--- WHAT TO PRODUCE ---
Filter the data for lines with the word "When", then copy every line so identified.

--- DATA TO USE ---
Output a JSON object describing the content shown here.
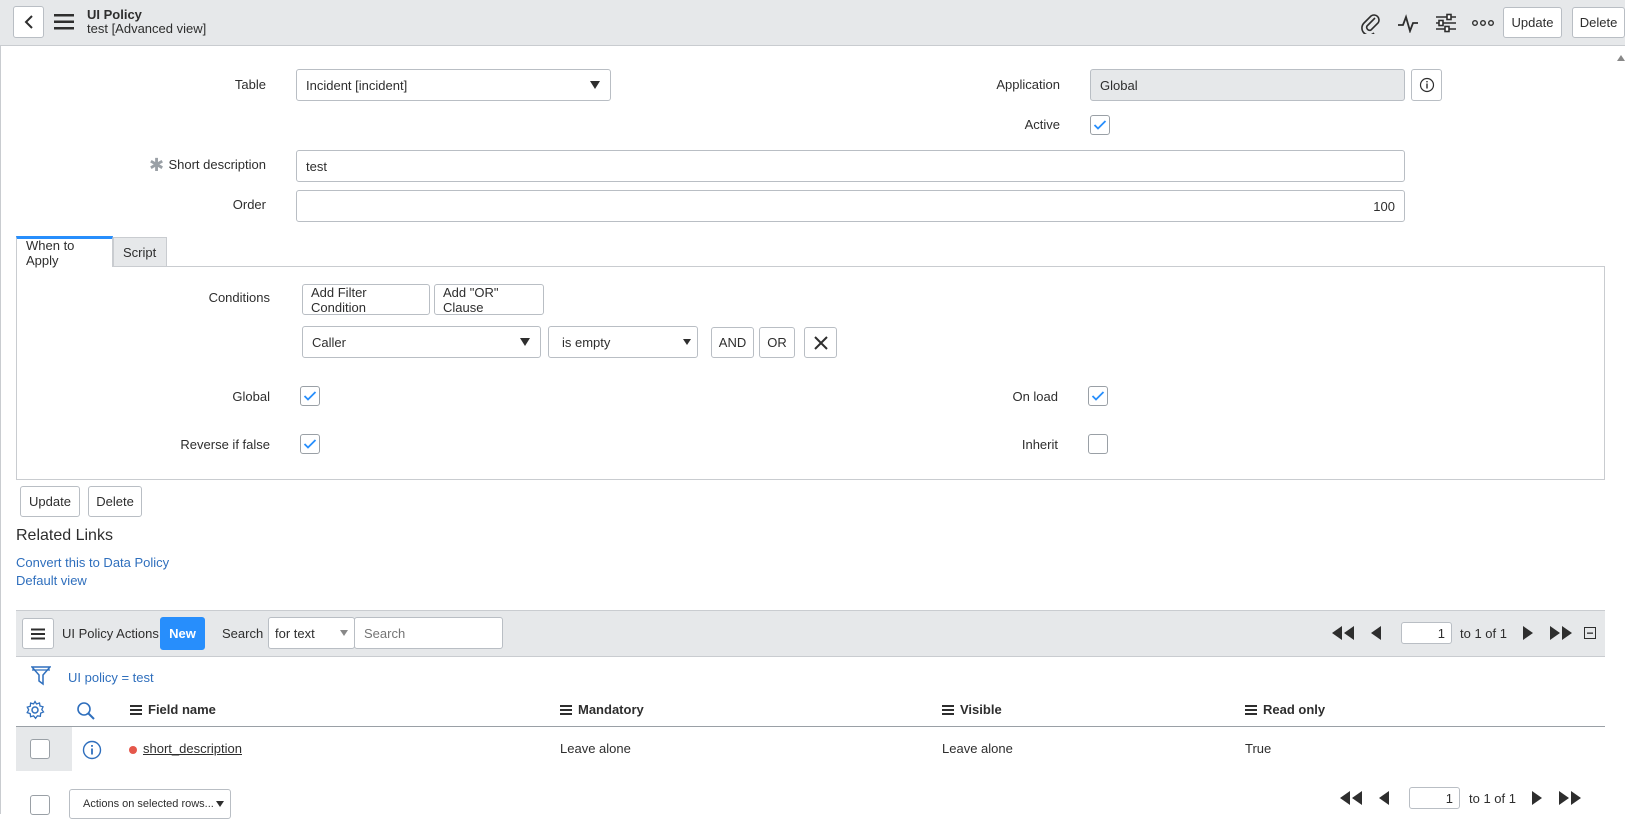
{
  "header": {
    "title": "UI Policy",
    "subtitle": "test [Advanced view]",
    "update_label": "Update",
    "delete_label": "Delete"
  },
  "form": {
    "table_label": "Table",
    "table_value": "Incident [incident]",
    "application_label": "Application",
    "application_value": "Global",
    "active_label": "Active",
    "short_description_label": "Short description",
    "short_description_value": "test",
    "order_label": "Order",
    "order_value": "100"
  },
  "tabs": [
    {
      "label": "When to Apply"
    },
    {
      "label": "Script"
    }
  ],
  "conditions": {
    "label": "Conditions",
    "add_filter_label": "Add Filter Condition",
    "add_or_label": "Add \"OR\" Clause",
    "field_value": "Caller",
    "operator_value": "is empty",
    "and_label": "AND",
    "or_label": "OR"
  },
  "flags": {
    "global_label": "Global",
    "onload_label": "On load",
    "reverse_label": "Reverse if false",
    "inherit_label": "Inherit"
  },
  "bottom_buttons": {
    "update_label": "Update",
    "delete_label": "Delete"
  },
  "related_links": {
    "heading": "Related Links",
    "items": [
      {
        "label": "Convert this to Data Policy"
      },
      {
        "label": "Default view"
      }
    ]
  },
  "related_list": {
    "title": "UI Policy Actions",
    "new_label": "New",
    "search_label": "Search",
    "search_type": "for text",
    "search_placeholder": "Search",
    "page_value": "1",
    "page_info": "to 1 of 1",
    "filter_breadcrumb": "UI policy = test",
    "columns": [
      "Field name",
      "Mandatory",
      "Visible",
      "Read only"
    ],
    "rows": [
      {
        "field_name": "short_description",
        "mandatory": "Leave alone",
        "visible": "Leave alone",
        "read_only": "True"
      }
    ],
    "actions_placeholder": "Actions on selected rows...",
    "footer_page_value": "1",
    "footer_page_info": "to 1 of 1"
  },
  "colors": {
    "accent": "#278efc",
    "link": "#2f6fbd",
    "header_bg": "#e6e8ea",
    "required_dot": "#e5574b"
  }
}
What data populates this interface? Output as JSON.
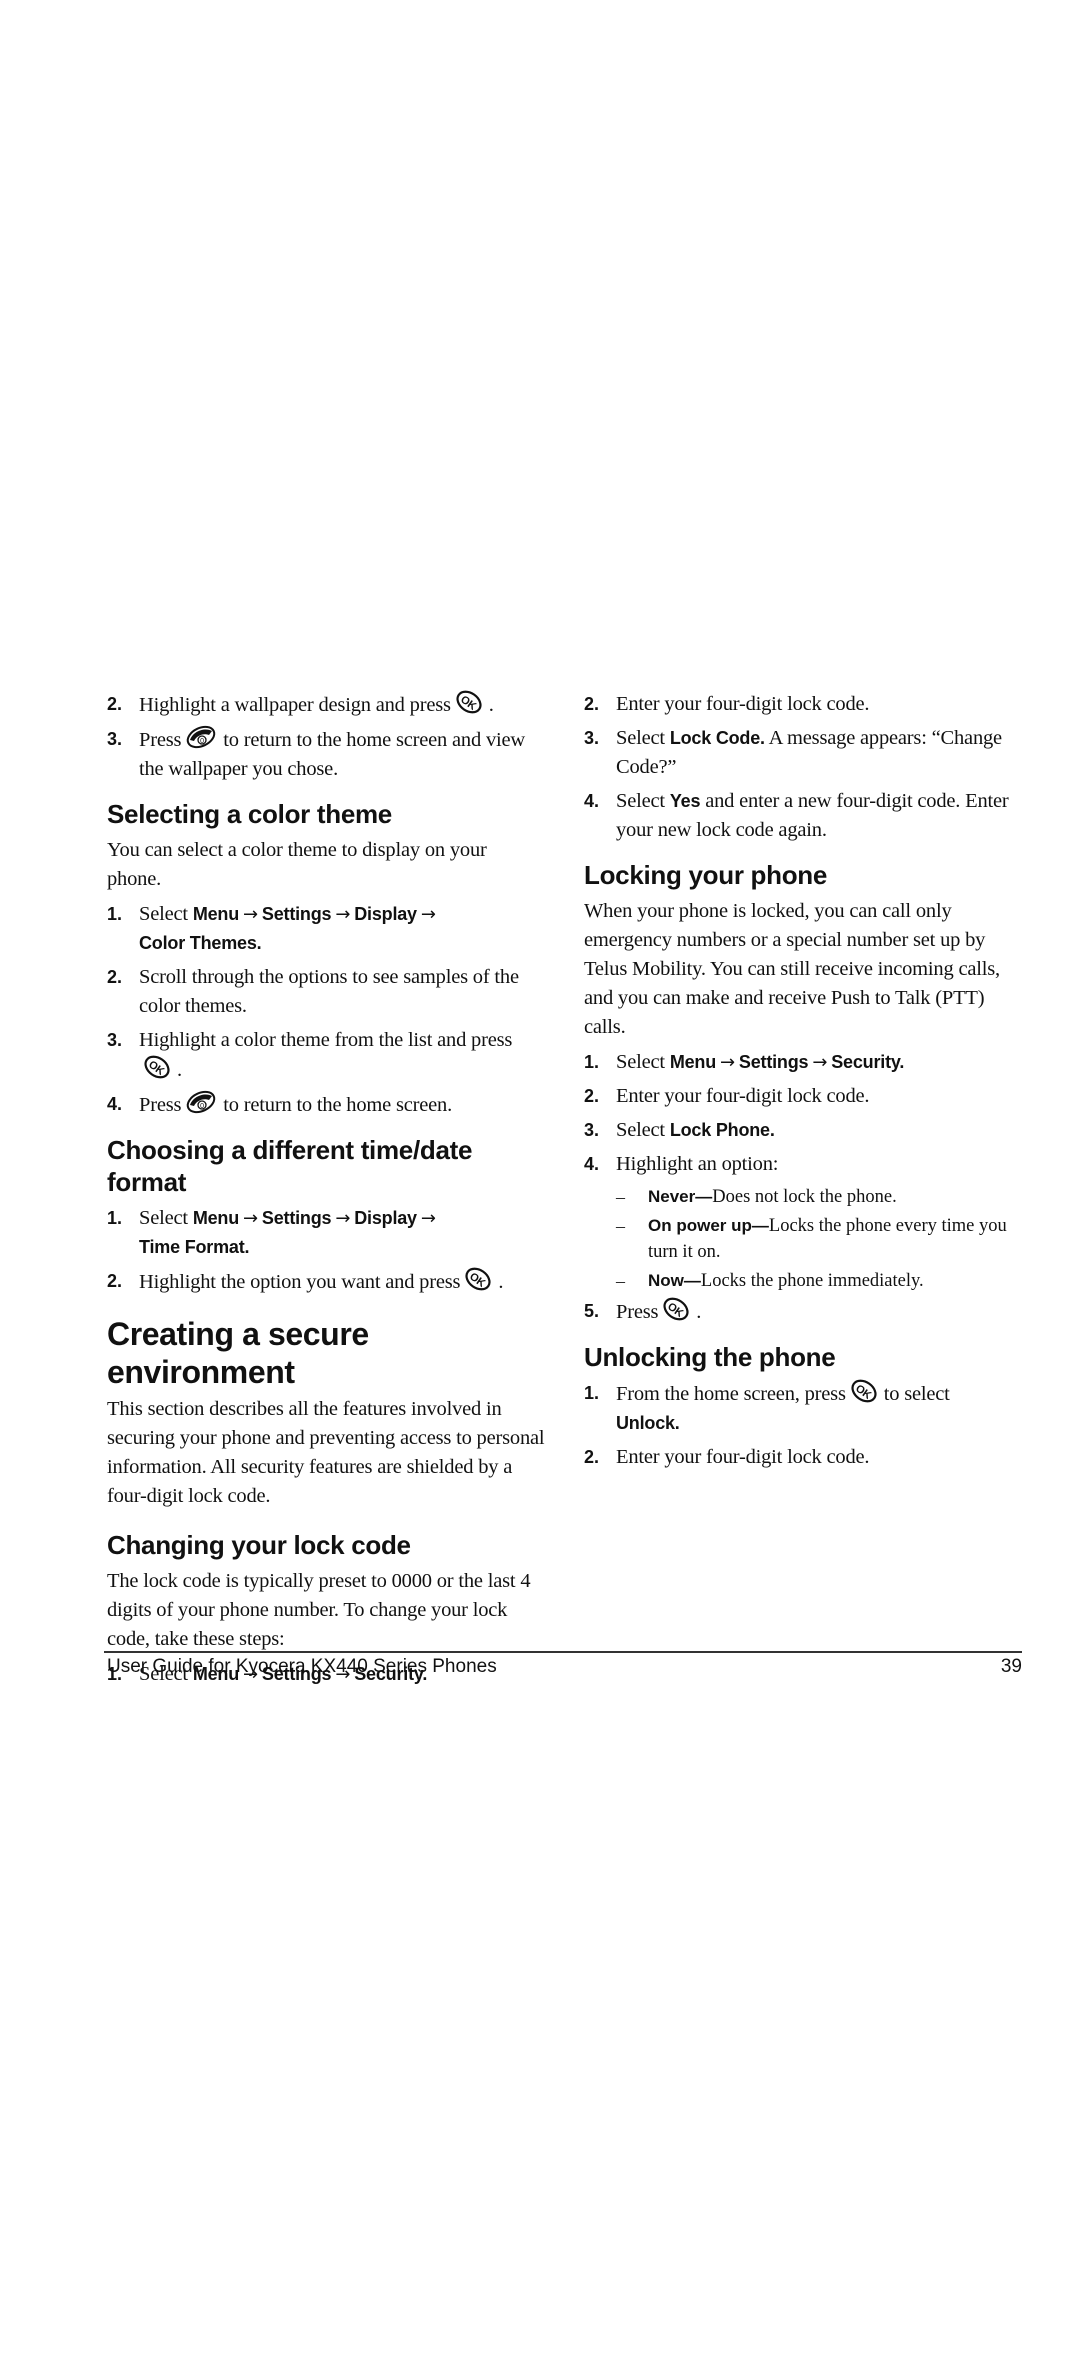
{
  "left_column": {
    "intro_steps": [
      {
        "num": "2.",
        "pre": "Highlight a wallpaper design and press",
        "icon": "ok-key-icon",
        "post": "."
      },
      {
        "num": "3.",
        "pre": "Press",
        "icon": "end-key-icon",
        "post": "to return to the home screen and view the wallpaper you chose."
      }
    ],
    "color_theme": {
      "heading": "Selecting a color theme",
      "body": "You can select a color theme to display on your phone.",
      "steps": [
        {
          "num": "1.",
          "pre": "Select",
          "path": [
            "Menu",
            "Settings",
            "Display",
            "Color Themes."
          ]
        },
        {
          "num": "2.",
          "text": "Scroll through the options to see samples of the color themes."
        },
        {
          "num": "3.",
          "pre": "Highlight a color theme from the list and press",
          "icon": "ok-key-icon",
          "post": "."
        },
        {
          "num": "4.",
          "pre": "Press",
          "icon": "end-key-icon",
          "post": "to return to the home screen."
        }
      ]
    },
    "time_format": {
      "heading": "Choosing a different time/date format",
      "steps": [
        {
          "num": "1.",
          "pre": "Select",
          "path": [
            "Menu",
            "Settings",
            "Display",
            "Time Format."
          ]
        },
        {
          "num": "2.",
          "pre": "Highlight the option you want and press",
          "icon": "ok-key-icon",
          "post": "."
        }
      ]
    },
    "secure": {
      "heading": "Creating a secure environment",
      "body": "This section describes all the features involved in securing your phone and preventing access to personal information. All security features are shielded by a four-digit lock code."
    },
    "lock_code": {
      "heading": "Changing your lock code",
      "body": "The lock code is typically preset to 0000 or the last 4 digits of your phone number. To change your lock code, take these steps:",
      "steps": [
        {
          "num": "1.",
          "pre": "Select",
          "path": [
            "Menu",
            "Settings",
            "Security."
          ]
        }
      ]
    }
  },
  "right_column": {
    "lock_code_cont": [
      {
        "num": "2.",
        "text": "Enter your four-digit lock code."
      },
      {
        "num": "3.",
        "pre": "Select",
        "bold": "Lock Code.",
        "post": "A message appears: “Change Code?”"
      },
      {
        "num": "4.",
        "pre": "Select",
        "bold": "Yes",
        "post": "and enter a new four-digit code. Enter your new lock code again."
      }
    ],
    "locking": {
      "heading": "Locking your phone",
      "body": "When your phone is locked, you can call only emergency numbers or a special number set up by Telus Mobility. You can still receive incoming calls, and you can make and receive Push to Talk (PTT) calls.",
      "steps": [
        {
          "num": "1.",
          "pre": "Select",
          "path": [
            "Menu",
            "Settings",
            "Security."
          ]
        },
        {
          "num": "2.",
          "text": "Enter your four-digit lock code."
        },
        {
          "num": "3.",
          "pre": "Select",
          "bold": "Lock Phone."
        },
        {
          "num": "4.",
          "text": "Highlight an option:"
        }
      ],
      "options": [
        {
          "dash": "–",
          "bold": "Never—",
          "text": "Does not lock the phone."
        },
        {
          "dash": "–",
          "bold": "On power up—",
          "text": "Locks the phone every time you turn it on."
        },
        {
          "dash": "–",
          "bold": "Now—",
          "text": "Locks the phone immediately."
        }
      ],
      "final_step": {
        "num": "5.",
        "pre": "Press",
        "icon": "ok-key-icon",
        "post": "."
      }
    },
    "unlocking": {
      "heading": "Unlocking the phone",
      "steps": [
        {
          "num": "1.",
          "pre": "From the home screen, press",
          "icon": "ok-key-icon",
          "post": "to select",
          "bold": "Unlock."
        },
        {
          "num": "2.",
          "text": "Enter your four-digit lock code."
        }
      ]
    }
  },
  "footer": {
    "title": "User Guide for Kyocera KX440 Series Phones",
    "page_number": "39"
  },
  "arrow_glyph": "→"
}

--- RESPONSE BELOW ---
      "label": "When to Apply"
      "body": "When your phone is locked, you can call only emergency numbers or a special number set up by Telus Mobility. You can still receive incoming calls, and you can make and receive Push to Talk (PTT) calls.",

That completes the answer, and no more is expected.